(Stored data entries)
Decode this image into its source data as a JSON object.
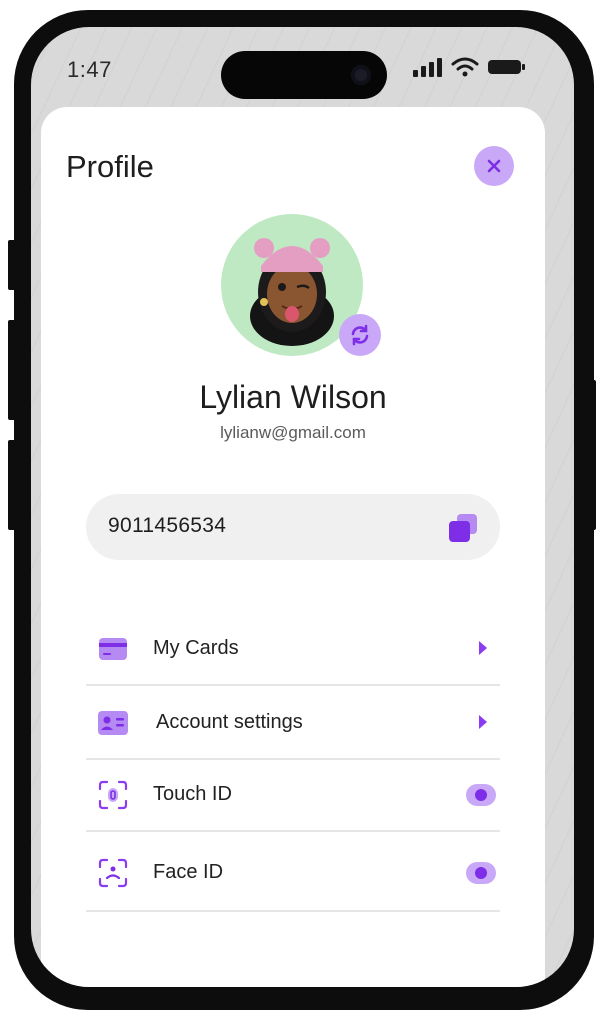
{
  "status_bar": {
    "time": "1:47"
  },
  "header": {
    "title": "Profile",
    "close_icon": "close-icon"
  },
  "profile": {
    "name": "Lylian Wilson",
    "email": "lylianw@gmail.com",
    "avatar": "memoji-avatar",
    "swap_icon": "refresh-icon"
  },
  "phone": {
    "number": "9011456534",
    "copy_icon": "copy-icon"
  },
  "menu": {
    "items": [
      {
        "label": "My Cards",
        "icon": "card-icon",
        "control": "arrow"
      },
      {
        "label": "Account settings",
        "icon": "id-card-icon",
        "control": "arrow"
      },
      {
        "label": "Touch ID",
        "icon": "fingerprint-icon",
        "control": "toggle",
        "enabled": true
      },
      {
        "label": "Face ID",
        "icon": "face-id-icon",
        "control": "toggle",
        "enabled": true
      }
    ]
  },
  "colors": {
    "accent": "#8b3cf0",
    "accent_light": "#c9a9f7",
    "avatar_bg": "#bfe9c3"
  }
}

### Required task
Reproduce the material in full, word for word, and omit the pictures.

### Result of the exercise
Decode this image into its source data as a JSON object.
{
  "status_bar": {
    "time": "1:47"
  },
  "header": {
    "title": "Profile",
    "close_icon": "close-icon"
  },
  "profile": {
    "name": "Lylian Wilson",
    "email": "lylianw@gmail.com",
    "avatar": "memoji-avatar",
    "swap_icon": "refresh-icon"
  },
  "phone": {
    "number": "9011456534",
    "copy_icon": "copy-icon"
  },
  "menu": {
    "items": [
      {
        "label": "My Cards",
        "icon": "card-icon",
        "control": "arrow"
      },
      {
        "label": "Account settings",
        "icon": "id-card-icon",
        "control": "arrow"
      },
      {
        "label": "Touch ID",
        "icon": "fingerprint-icon",
        "control": "toggle",
        "enabled": true
      },
      {
        "label": "Face ID",
        "icon": "face-id-icon",
        "control": "toggle",
        "enabled": true
      }
    ]
  },
  "colors": {
    "accent": "#8b3cf0",
    "accent_light": "#c9a9f7",
    "avatar_bg": "#bfe9c3"
  }
}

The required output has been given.